PROBLEM STATEMENT: Word for word, restate every line of the listing that follows.

──────── INFORMATION SHOWN

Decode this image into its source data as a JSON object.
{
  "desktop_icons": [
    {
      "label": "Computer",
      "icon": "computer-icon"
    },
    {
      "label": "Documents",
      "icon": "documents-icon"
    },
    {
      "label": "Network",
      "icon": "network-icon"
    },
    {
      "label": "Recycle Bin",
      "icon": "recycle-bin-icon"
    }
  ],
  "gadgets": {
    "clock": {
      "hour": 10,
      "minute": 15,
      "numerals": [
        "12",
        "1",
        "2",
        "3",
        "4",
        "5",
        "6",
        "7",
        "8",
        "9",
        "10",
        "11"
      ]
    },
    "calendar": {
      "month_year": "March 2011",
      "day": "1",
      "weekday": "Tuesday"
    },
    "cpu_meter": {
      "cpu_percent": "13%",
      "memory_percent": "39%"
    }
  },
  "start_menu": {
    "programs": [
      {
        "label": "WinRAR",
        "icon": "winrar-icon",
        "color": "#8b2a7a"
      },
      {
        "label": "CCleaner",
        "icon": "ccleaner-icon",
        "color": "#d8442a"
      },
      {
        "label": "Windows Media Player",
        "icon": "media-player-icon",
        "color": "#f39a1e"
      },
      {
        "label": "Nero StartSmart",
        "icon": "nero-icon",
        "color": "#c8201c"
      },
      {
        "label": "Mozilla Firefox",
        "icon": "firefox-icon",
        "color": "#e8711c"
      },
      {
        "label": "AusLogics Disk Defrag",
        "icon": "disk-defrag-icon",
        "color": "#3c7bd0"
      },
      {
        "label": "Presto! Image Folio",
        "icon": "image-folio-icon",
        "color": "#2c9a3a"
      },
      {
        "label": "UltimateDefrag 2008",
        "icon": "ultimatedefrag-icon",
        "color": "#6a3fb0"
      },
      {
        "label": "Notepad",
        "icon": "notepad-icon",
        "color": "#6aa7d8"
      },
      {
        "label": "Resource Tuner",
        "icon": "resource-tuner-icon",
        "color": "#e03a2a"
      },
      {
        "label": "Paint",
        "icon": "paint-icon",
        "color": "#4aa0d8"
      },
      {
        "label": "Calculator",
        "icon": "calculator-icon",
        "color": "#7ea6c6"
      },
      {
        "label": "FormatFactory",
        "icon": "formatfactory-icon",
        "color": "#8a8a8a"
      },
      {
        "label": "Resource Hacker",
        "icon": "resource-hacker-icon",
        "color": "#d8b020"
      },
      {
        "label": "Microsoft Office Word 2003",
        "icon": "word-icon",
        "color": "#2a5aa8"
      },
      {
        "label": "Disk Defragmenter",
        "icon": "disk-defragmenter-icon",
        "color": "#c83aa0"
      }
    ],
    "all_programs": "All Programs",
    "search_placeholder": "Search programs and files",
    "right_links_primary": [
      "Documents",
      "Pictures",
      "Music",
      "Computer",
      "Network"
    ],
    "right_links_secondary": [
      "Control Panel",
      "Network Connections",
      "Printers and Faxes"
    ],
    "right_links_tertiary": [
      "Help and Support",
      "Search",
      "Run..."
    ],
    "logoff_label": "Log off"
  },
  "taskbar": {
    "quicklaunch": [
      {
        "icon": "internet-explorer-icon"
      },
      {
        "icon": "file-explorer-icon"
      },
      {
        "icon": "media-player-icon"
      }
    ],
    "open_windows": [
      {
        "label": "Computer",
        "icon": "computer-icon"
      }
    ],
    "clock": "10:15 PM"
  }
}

────────────────

ANSWER TO THE EXERCISE:
Decode this image into its source data as a JSON object.
{
  "desktop_icons": [
    {
      "label": "Computer",
      "icon": "computer-icon"
    },
    {
      "label": "Documents",
      "icon": "documents-icon"
    },
    {
      "label": "Network",
      "icon": "network-icon"
    },
    {
      "label": "Recycle Bin",
      "icon": "recycle-bin-icon"
    }
  ],
  "gadgets": {
    "clock": {
      "hour": 10,
      "minute": 15,
      "numerals": [
        "12",
        "1",
        "2",
        "3",
        "4",
        "5",
        "6",
        "7",
        "8",
        "9",
        "10",
        "11"
      ]
    },
    "calendar": {
      "month_year": "March 2011",
      "day": "1",
      "weekday": "Tuesday"
    },
    "cpu_meter": {
      "cpu_percent": "13%",
      "memory_percent": "39%"
    }
  },
  "start_menu": {
    "programs": [
      {
        "label": "WinRAR",
        "icon": "winrar-icon",
        "color": "#8b2a7a"
      },
      {
        "label": "CCleaner",
        "icon": "ccleaner-icon",
        "color": "#d8442a"
      },
      {
        "label": "Windows Media Player",
        "icon": "media-player-icon",
        "color": "#f39a1e"
      },
      {
        "label": "Nero StartSmart",
        "icon": "nero-icon",
        "color": "#c8201c"
      },
      {
        "label": "Mozilla Firefox",
        "icon": "firefox-icon",
        "color": "#e8711c"
      },
      {
        "label": "AusLogics Disk Defrag",
        "icon": "disk-defrag-icon",
        "color": "#3c7bd0"
      },
      {
        "label": "Presto! Image Folio",
        "icon": "image-folio-icon",
        "color": "#2c9a3a"
      },
      {
        "label": "UltimateDefrag 2008",
        "icon": "ultimatedefrag-icon",
        "color": "#6a3fb0"
      },
      {
        "label": "Notepad",
        "icon": "notepad-icon",
        "color": "#6aa7d8"
      },
      {
        "label": "Resource Tuner",
        "icon": "resource-tuner-icon",
        "color": "#e03a2a"
      },
      {
        "label": "Paint",
        "icon": "paint-icon",
        "color": "#4aa0d8"
      },
      {
        "label": "Calculator",
        "icon": "calculator-icon",
        "color": "#7ea6c6"
      },
      {
        "label": "FormatFactory",
        "icon": "formatfactory-icon",
        "color": "#8a8a8a"
      },
      {
        "label": "Resource Hacker",
        "icon": "resource-hacker-icon",
        "color": "#d8b020"
      },
      {
        "label": "Microsoft Office Word 2003",
        "icon": "word-icon",
        "color": "#2a5aa8"
      },
      {
        "label": "Disk Defragmenter",
        "icon": "disk-defragmenter-icon",
        "color": "#c83aa0"
      }
    ],
    "all_programs": "All Programs",
    "search_placeholder": "Search programs and files",
    "right_links_primary": [
      "Documents",
      "Pictures",
      "Music",
      "Computer",
      "Network"
    ],
    "right_links_secondary": [
      "Control Panel",
      "Network Connections",
      "Printers and Faxes"
    ],
    "right_links_tertiary": [
      "Help and Support",
      "Search",
      "Run..."
    ],
    "logoff_label": "Log off"
  },
  "taskbar": {
    "quicklaunch": [
      {
        "icon": "internet-explorer-icon"
      },
      {
        "icon": "file-explorer-icon"
      },
      {
        "icon": "media-player-icon"
      }
    ],
    "open_windows": [
      {
        "label": "Computer",
        "icon": "computer-icon"
      }
    ],
    "clock": "10:15 PM"
  }
}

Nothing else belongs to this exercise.